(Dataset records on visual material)
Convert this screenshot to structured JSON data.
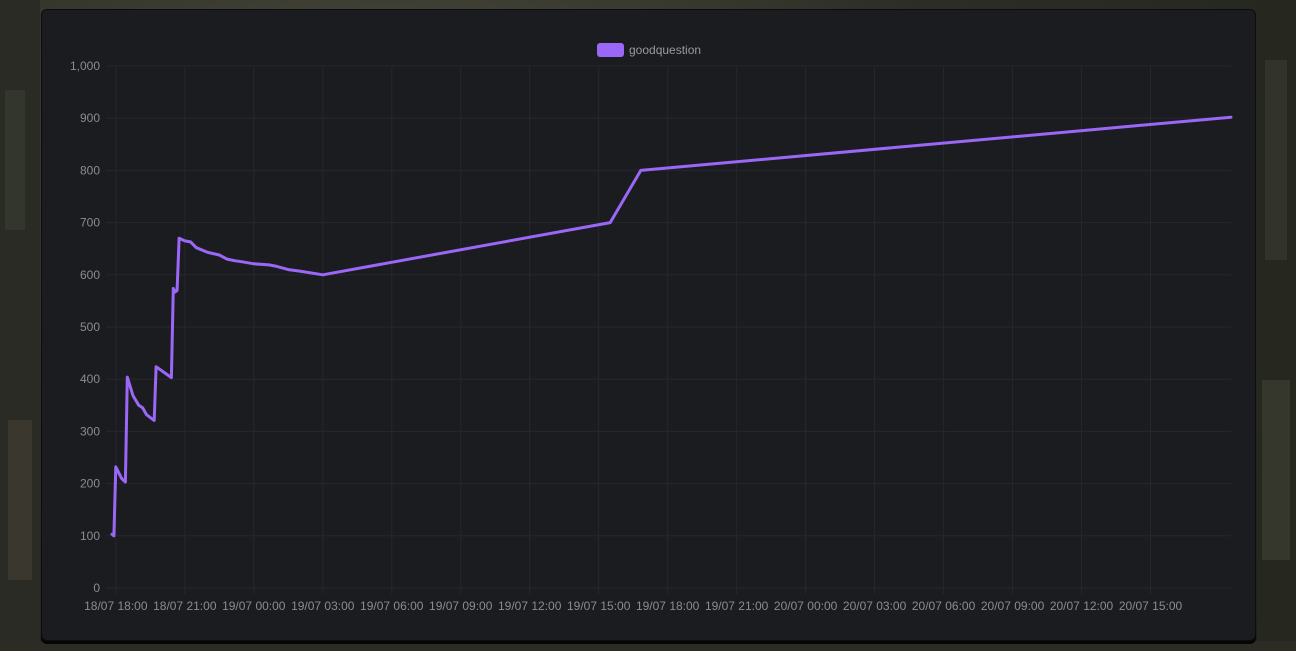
{
  "chart_data": {
    "type": "line",
    "legend": {
      "position": "top-center"
    },
    "grid": true,
    "series": [
      {
        "name": "goodquestion",
        "color": "#9b67f7",
        "points": [
          [
            "18/07 17:50",
            103
          ],
          [
            "18/07 17:55",
            100
          ],
          [
            "18/07 18:00",
            232
          ],
          [
            "18/07 18:15",
            210
          ],
          [
            "18/07 18:25",
            203
          ],
          [
            "18/07 18:30",
            404
          ],
          [
            "18/07 18:45",
            368
          ],
          [
            "18/07 19:00",
            350
          ],
          [
            "18/07 19:10",
            345
          ],
          [
            "18/07 19:20",
            332
          ],
          [
            "18/07 19:40",
            321
          ],
          [
            "18/07 19:45",
            424
          ],
          [
            "18/07 20:25",
            403
          ],
          [
            "18/07 20:30",
            574
          ],
          [
            "18/07 20:35",
            567
          ],
          [
            "18/07 20:40",
            570
          ],
          [
            "18/07 20:45",
            670
          ],
          [
            "18/07 21:00",
            665
          ],
          [
            "18/07 21:15",
            663
          ],
          [
            "18/07 21:30",
            652
          ],
          [
            "18/07 22:00",
            643
          ],
          [
            "18/07 22:30",
            638
          ],
          [
            "18/07 22:50",
            630
          ],
          [
            "18/07 23:10",
            627
          ],
          [
            "18/07 23:30",
            625
          ],
          [
            "19/07 00:00",
            621
          ],
          [
            "19/07 00:40",
            619
          ],
          [
            "19/07 01:00",
            616
          ],
          [
            "19/07 01:30",
            610
          ],
          [
            "19/07 02:00",
            607
          ],
          [
            "19/07 03:00",
            600
          ],
          [
            "19/07 15:30",
            700
          ],
          [
            "19/07 16:50",
            800
          ],
          [
            "20/07 18:30",
            902
          ]
        ]
      }
    ],
    "x_ticks": [
      "18/07 18:00",
      "18/07 21:00",
      "19/07 00:00",
      "19/07 03:00",
      "19/07 06:00",
      "19/07 09:00",
      "19/07 12:00",
      "19/07 15:00",
      "19/07 18:00",
      "19/07 21:00",
      "20/07 00:00",
      "20/07 03:00",
      "20/07 06:00",
      "20/07 09:00",
      "20/07 12:00",
      "20/07 15:00"
    ],
    "y_ticks": [
      "0",
      "100",
      "200",
      "300",
      "400",
      "500",
      "600",
      "700",
      "800",
      "900",
      "1,000"
    ],
    "ylim": [
      0,
      1000
    ],
    "xlim": [
      "18/07 17:50",
      "20/07 18:30"
    ]
  }
}
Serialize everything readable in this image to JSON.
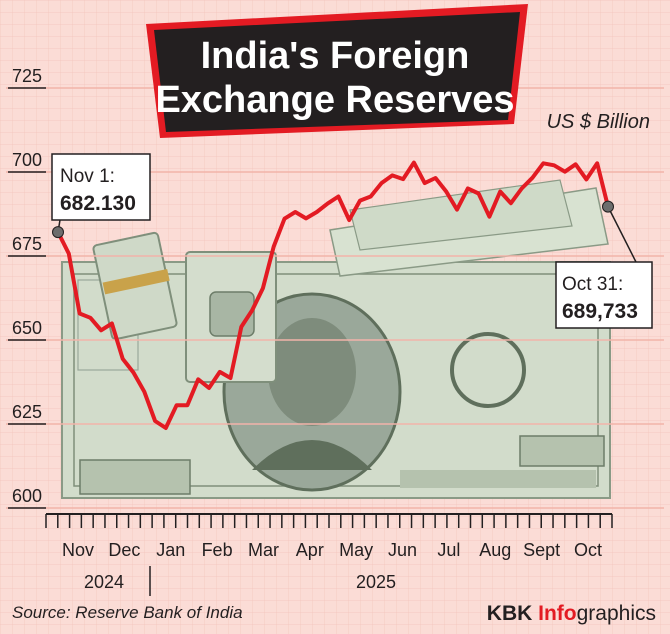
{
  "title_line1": "India's Foreign",
  "title_line2": "Exchange Reserves",
  "unit_label": "US $ Billion",
  "source": "Source: Reserve Bank of India",
  "credit_brand": "KBK",
  "credit_info": "Info",
  "credit_rest": "graphics",
  "colors": {
    "background": "#fbdcd6",
    "grid": "#f2b3a9",
    "line": "#e31b23",
    "title_bg": "#231f20",
    "accent": "#e31b23",
    "bill_green": "#c9d6bf",
    "bill_dark": "#5f6f5c"
  },
  "chart_data": {
    "type": "line",
    "title": "India's Foreign Exchange Reserves",
    "ylabel": "US $ Billion",
    "ylim": [
      600,
      725
    ],
    "yticks": [
      600,
      625,
      650,
      675,
      700,
      725
    ],
    "year_labels": [
      {
        "label": "2024",
        "anchor_index": 1
      },
      {
        "label": "2025",
        "anchor_index": 7
      }
    ],
    "month_labels": [
      "Nov",
      "Dec",
      "Jan",
      "Feb",
      "Mar",
      "Apr",
      "May",
      "Jun",
      "Jul",
      "Aug",
      "Sept",
      "Oct"
    ],
    "series": [
      {
        "values": [
          682.1,
          675.7,
          657.9,
          656.6,
          652.9,
          654.9,
          644.4,
          640.3,
          634.6,
          625.9,
          623.8,
          630.6,
          630.6,
          638.3,
          635.7,
          640.5,
          638.7,
          653.9,
          658.8,
          665.4,
          677.8,
          686.1,
          688.1,
          686.2,
          688.1,
          690.6,
          692.7,
          685.7,
          691.5,
          692.7,
          696.7,
          699.0,
          697.9,
          702.8,
          696.7,
          698.2,
          694.2,
          688.8,
          695.1,
          693.6,
          686.7,
          694.2,
          690.7,
          695.1,
          698.3,
          702.6,
          702.0,
          700.1,
          702.3,
          697.8,
          702.6,
          689.7
        ]
      }
    ],
    "annotations": [
      {
        "label": "Nov 1:",
        "value": "682.130"
      },
      {
        "label": "Oct 31:",
        "value": "689,733"
      }
    ]
  }
}
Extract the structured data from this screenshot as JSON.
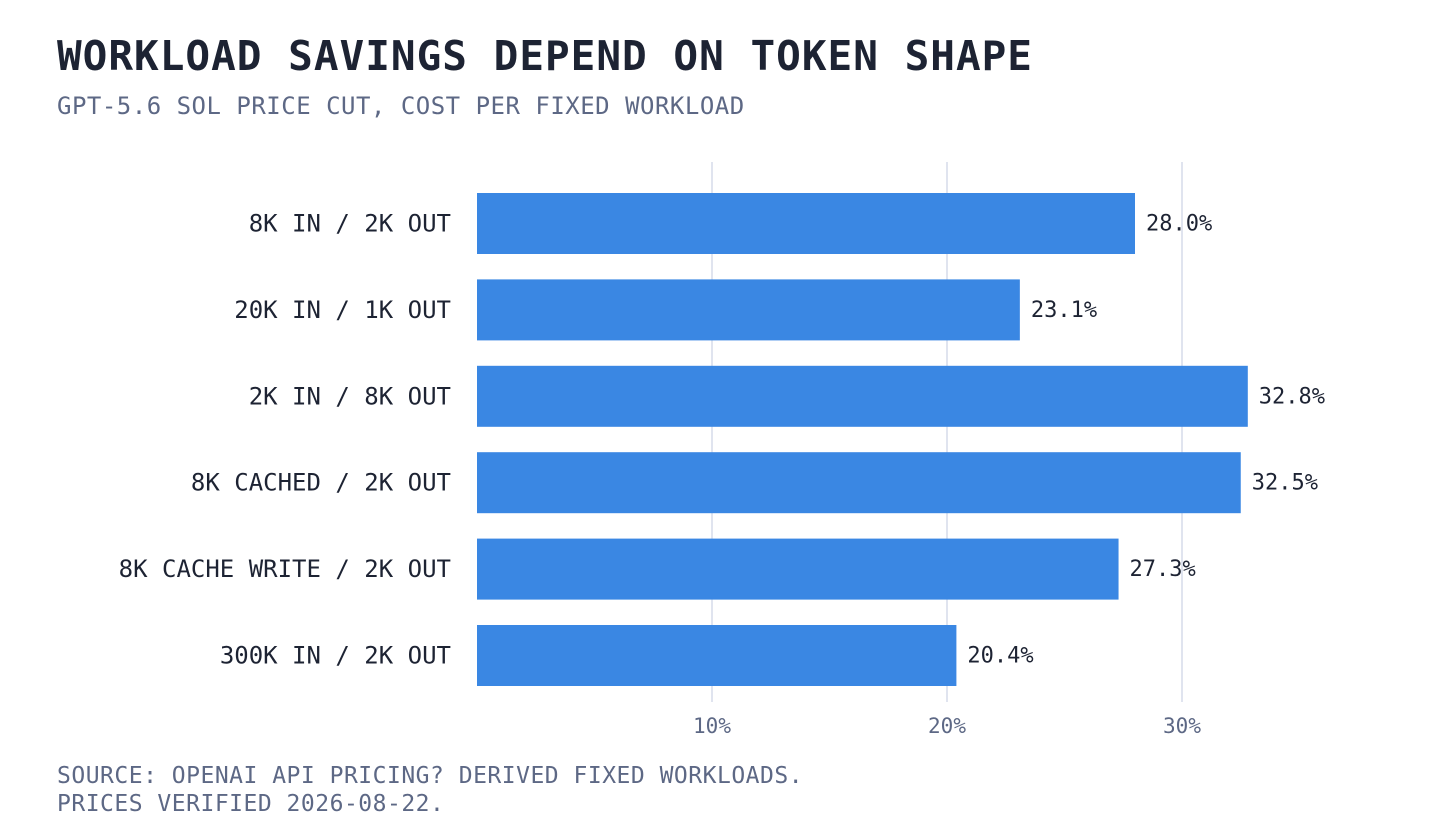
{
  "title": "WORKLOAD SAVINGS DEPEND ON TOKEN SHAPE",
  "subtitle": "GPT-5.6 SOL PRICE CUT, COST PER FIXED WORKLOAD",
  "source": {
    "line1": "SOURCE: OPENAI API PRICING? DERIVED FIXED WORKLOADS.",
    "line2": "PRICES VERIFIED 2026-08-22."
  },
  "colors": {
    "bar": "#3a87e3",
    "grid": "#d5dcea",
    "text": "#1d2333",
    "muted": "#5d6885"
  },
  "chart_data": {
    "type": "bar",
    "orientation": "horizontal",
    "categories": [
      "8K IN / 2K OUT",
      "20K IN / 1K OUT",
      "2K IN / 8K OUT",
      "8K CACHED / 2K OUT",
      "8K CACHE WRITE / 2K OUT",
      "300K IN / 2K OUT"
    ],
    "values": [
      28.0,
      23.1,
      32.8,
      32.5,
      27.3,
      20.4
    ],
    "value_labels": [
      "28.0%",
      "23.1%",
      "32.8%",
      "32.5%",
      "27.3%",
      "20.4%"
    ],
    "xticks": [
      10,
      20,
      30
    ],
    "xtick_labels": [
      "10%",
      "20%",
      "30%"
    ],
    "xlim": [
      0,
      35
    ],
    "grid": "vertical"
  }
}
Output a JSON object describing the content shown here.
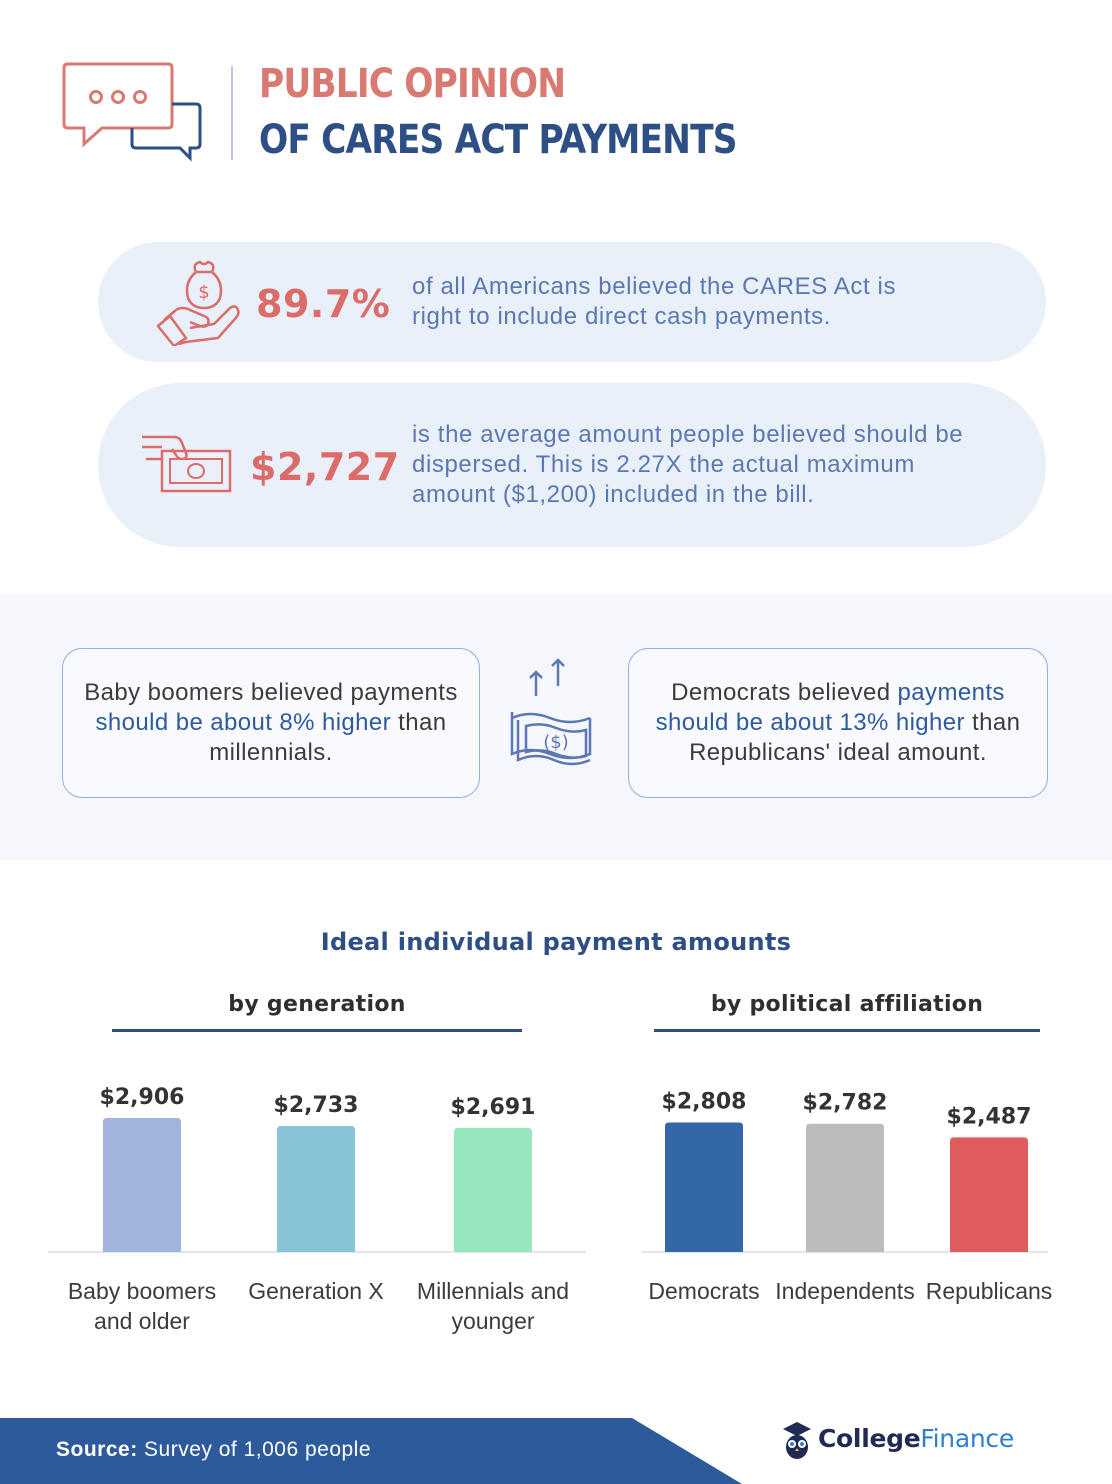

**Exercise instructions**
Set down all the data again exactly as above, pictures excluded.

**Solved problem**
Convert this screenshot to structured JSON data.
{
  "chart_data": {
    "type": "line",
    "legend": {
      "position": "top-center"
    },
    "grid": true,
    "series": [
      {
        "name": "goodquestion",
        "color": "#9b67f7",
        "points": [
          [
            "18/07 17:50",
            103
          ],
          [
            "18/07 17:55",
            100
          ],
          [
            "18/07 18:00",
            232
          ],
          [
            "18/07 18:15",
            210
          ],
          [
            "18/07 18:25",
            203
          ],
          [
            "18/07 18:30",
            404
          ],
          [
            "18/07 18:45",
            368
          ],
          [
            "18/07 19:00",
            350
          ],
          [
            "18/07 19:10",
            345
          ],
          [
            "18/07 19:20",
            332
          ],
          [
            "18/07 19:40",
            321
          ],
          [
            "18/07 19:45",
            424
          ],
          [
            "18/07 20:25",
            403
          ],
          [
            "18/07 20:30",
            574
          ],
          [
            "18/07 20:35",
            567
          ],
          [
            "18/07 20:40",
            570
          ],
          [
            "18/07 20:45",
            670
          ],
          [
            "18/07 21:00",
            665
          ],
          [
            "18/07 21:15",
            663
          ],
          [
            "18/07 21:30",
            652
          ],
          [
            "18/07 22:00",
            643
          ],
          [
            "18/07 22:30",
            638
          ],
          [
            "18/07 22:50",
            630
          ],
          [
            "18/07 23:10",
            627
          ],
          [
            "18/07 23:30",
            625
          ],
          [
            "19/07 00:00",
            621
          ],
          [
            "19/07 00:40",
            619
          ],
          [
            "19/07 01:00",
            616
          ],
          [
            "19/07 01:30",
            610
          ],
          [
            "19/07 02:00",
            607
          ],
          [
            "19/07 03:00",
            600
          ],
          [
            "19/07 15:30",
            700
          ],
          [
            "19/07 16:50",
            800
          ],
          [
            "20/07 18:30",
            902
          ]
        ]
      }
    ],
    "x_ticks": [
      "18/07 18:00",
      "18/07 21:00",
      "19/07 00:00",
      "19/07 03:00",
      "19/07 06:00",
      "19/07 09:00",
      "19/07 12:00",
      "19/07 15:00",
      "19/07 18:00",
      "19/07 21:00",
      "20/07 00:00",
      "20/07 03:00",
      "20/07 06:00",
      "20/07 09:00",
      "20/07 12:00",
      "20/07 15:00"
    ],
    "y_ticks": [
      "0",
      "100",
      "200",
      "300",
      "400",
      "500",
      "600",
      "700",
      "800",
      "900",
      "1,000"
    ],
    "ylim": [
      0,
      1000
    ],
    "xlim": [
      "18/07 17:50",
      "20/07 18:30"
    ]
  }
}
Serialize everything readable in this image to JSON.
{
  "title_line1": "India's Foreign",
  "title_line2": "Exchange Reserves",
  "unit_label": "US $ Billion",
  "source": "Source: Reserve Bank of India",
  "credit_brand": "KBK",
  "credit_info": "Info",
  "credit_rest": "graphics",
  "colors": {
    "background": "#fbdcd6",
    "grid": "#f2b3a9",
    "line": "#e31b23",
    "title_bg": "#231f20",
    "accent": "#e31b23",
    "bill_green": "#c9d6bf",
    "bill_dark": "#5f6f5c"
  },
  "chart_data": {
    "type": "line",
    "title": "India's Foreign Exchange Reserves",
    "ylabel": "US $ Billion",
    "ylim": [
      600,
      725
    ],
    "yticks": [
      600,
      625,
      650,
      675,
      700,
      725
    ],
    "year_labels": [
      {
        "label": "2024",
        "anchor_index": 1
      },
      {
        "label": "2025",
        "anchor_index": 7
      }
    ],
    "month_labels": [
      "Nov",
      "Dec",
      "Jan",
      "Feb",
      "Mar",
      "Apr",
      "May",
      "Jun",
      "Jul",
      "Aug",
      "Sept",
      "Oct"
    ],
    "series": [
      {
        "values": [
          682.1,
          675.7,
          657.9,
          656.6,
          652.9,
          654.9,
          644.4,
          640.3,
          634.6,
          625.9,
          623.8,
          630.6,
          630.6,
          638.3,
          635.7,
          640.5,
          638.7,
          653.9,
          658.8,
          665.4,
          677.8,
          686.1,
          688.1,
          686.2,
          688.1,
          690.6,
          692.7,
          685.7,
          691.5,
          692.7,
          696.7,
          699.0,
          697.9,
          702.8,
          696.7,
          698.2,
          694.2,
          688.8,
          695.1,
          693.6,
          686.7,
          694.2,
          690.7,
          695.1,
          698.3,
          702.6,
          702.0,
          700.1,
          702.3,
          697.8,
          702.6,
          689.7
        ]
      }
    ],
    "annotations": [
      {
        "label": "Nov 1:",
        "value": "682.130"
      },
      {
        "label": "Oct 31:",
        "value": "689,733"
      }
    ]
  }
}
Extract the structured data from this screenshot as JSON.
{
  "title": "WORKLOAD SAVINGS DEPEND ON TOKEN SHAPE",
  "subtitle": "GPT-5.6 SOL PRICE CUT, COST PER FIXED WORKLOAD",
  "source": {
    "line1": "SOURCE: OPENAI API PRICING? DERIVED FIXED WORKLOADS.",
    "line2": "PRICES VERIFIED 2026-08-22."
  },
  "colors": {
    "bar": "#3a87e3",
    "grid": "#d5dcea",
    "text": "#1d2333",
    "muted": "#5d6885"
  },
  "chart_data": {
    "type": "bar",
    "orientation": "horizontal",
    "categories": [
      "8K IN / 2K OUT",
      "20K IN / 1K OUT",
      "2K IN / 8K OUT",
      "8K CACHED / 2K OUT",
      "8K CACHE WRITE / 2K OUT",
      "300K IN / 2K OUT"
    ],
    "values": [
      28.0,
      23.1,
      32.8,
      32.5,
      27.3,
      20.4
    ],
    "value_labels": [
      "28.0%",
      "23.1%",
      "32.8%",
      "32.5%",
      "27.3%",
      "20.4%"
    ],
    "xticks": [
      10,
      20,
      30
    ],
    "xtick_labels": [
      "10%",
      "20%",
      "30%"
    ],
    "xlim": [
      0,
      35
    ],
    "grid": "vertical"
  }
}
Output a JSON object describing the content shown here.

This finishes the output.